__INSTRUCTION__: Reproduce the listing word for word, leaving every picture behind.

__INFORMATION PROVIDED__:
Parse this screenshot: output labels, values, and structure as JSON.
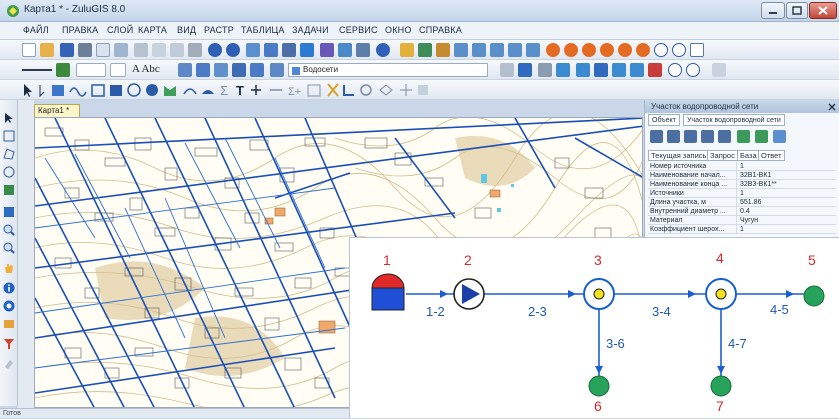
{
  "window": {
    "title": "Карта1 * - ZuluGIS 8.0"
  },
  "menu": [
    "ФАЙЛ",
    "ПРАВКА",
    "СЛОЙ",
    "КАРТА",
    "ВИД",
    "РАСТР",
    "ТАБЛИЦА",
    "ЗАДАЧИ",
    "СЕРВИС",
    "ОКНО",
    "СПРАВКА"
  ],
  "toolbar2": {
    "text_style": "A Abc",
    "layer_name": "Водосети"
  },
  "document_tab": "Карта1 *",
  "panel": {
    "title": "Участок водопроводной сети",
    "tab_object": "Объект",
    "tab_layer": "Участок водопроводной сети",
    "subtabs": [
      "Текущая запись",
      "Запрос",
      "База",
      "Ответ"
    ],
    "rows": [
      {
        "key": "Номер источника",
        "value": "1"
      },
      {
        "key": "Наименование начал...",
        "value": "32В1-ВК1"
      },
      {
        "key": "Наименование конца ...",
        "value": "32В3-ВК1**"
      },
      {
        "key": "Источники",
        "value": "1"
      },
      {
        "key": "Длина участка, м",
        "value": "551.86"
      },
      {
        "key": "Внутренний диаметр ...",
        "value": "0.4"
      },
      {
        "key": "Материал",
        "value": "Чугун"
      },
      {
        "key": "Коэффициент шерох...",
        "value": "1"
      }
    ]
  },
  "status": {
    "left": "Готов"
  },
  "diagram": {
    "nodes": [
      "1",
      "2",
      "3",
      "4",
      "5",
      "6",
      "7"
    ],
    "edges": [
      "1-2",
      "2-3",
      "3-4",
      "4-5",
      "3-6",
      "4-7"
    ],
    "colors": {
      "pipe": "#1a5fd1",
      "node_label": "#d42b2b",
      "tank_top": "#e02a2a",
      "tank_body": "#1f4fd6",
      "consumer": "#27a25a",
      "pump_arrow": "#1d3fa8"
    }
  }
}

__EXERCISE OUTPUT__:
Parse this screenshot: output labels, values, and structure as JSON.
{
  "window": {
    "title": "Карта1 * - ZuluGIS 8.0"
  },
  "menu": [
    "ФАЙЛ",
    "ПРАВКА",
    "СЛОЙ",
    "КАРТА",
    "ВИД",
    "РАСТР",
    "ТАБЛИЦА",
    "ЗАДАЧИ",
    "СЕРВИС",
    "ОКНО",
    "СПРАВКА"
  ],
  "toolbar2": {
    "text_style": "A Abc",
    "layer_name": "Водосети"
  },
  "document_tab": "Карта1 *",
  "panel": {
    "title": "Участок водопроводной сети",
    "tab_object": "Объект",
    "tab_layer": "Участок водопроводной сети",
    "subtabs": [
      "Текущая запись",
      "Запрос",
      "База",
      "Ответ"
    ],
    "rows": [
      {
        "key": "Номер источника",
        "value": "1"
      },
      {
        "key": "Наименование начал...",
        "value": "32В1-ВК1"
      },
      {
        "key": "Наименование конца ...",
        "value": "32В3-ВК1**"
      },
      {
        "key": "Источники",
        "value": "1"
      },
      {
        "key": "Длина участка, м",
        "value": "551.86"
      },
      {
        "key": "Внутренний диаметр ...",
        "value": "0.4"
      },
      {
        "key": "Материал",
        "value": "Чугун"
      },
      {
        "key": "Коэффициент шерох...",
        "value": "1"
      }
    ]
  },
  "status": {
    "left": "Готов"
  },
  "diagram": {
    "nodes": [
      "1",
      "2",
      "3",
      "4",
      "5",
      "6",
      "7"
    ],
    "edges": [
      "1-2",
      "2-3",
      "3-4",
      "4-5",
      "3-6",
      "4-7"
    ],
    "colors": {
      "pipe": "#1a5fd1",
      "node_label": "#d42b2b",
      "tank_top": "#e02a2a",
      "tank_body": "#1f4fd6",
      "consumer": "#27a25a",
      "pump_arrow": "#1d3fa8"
    }
  }
}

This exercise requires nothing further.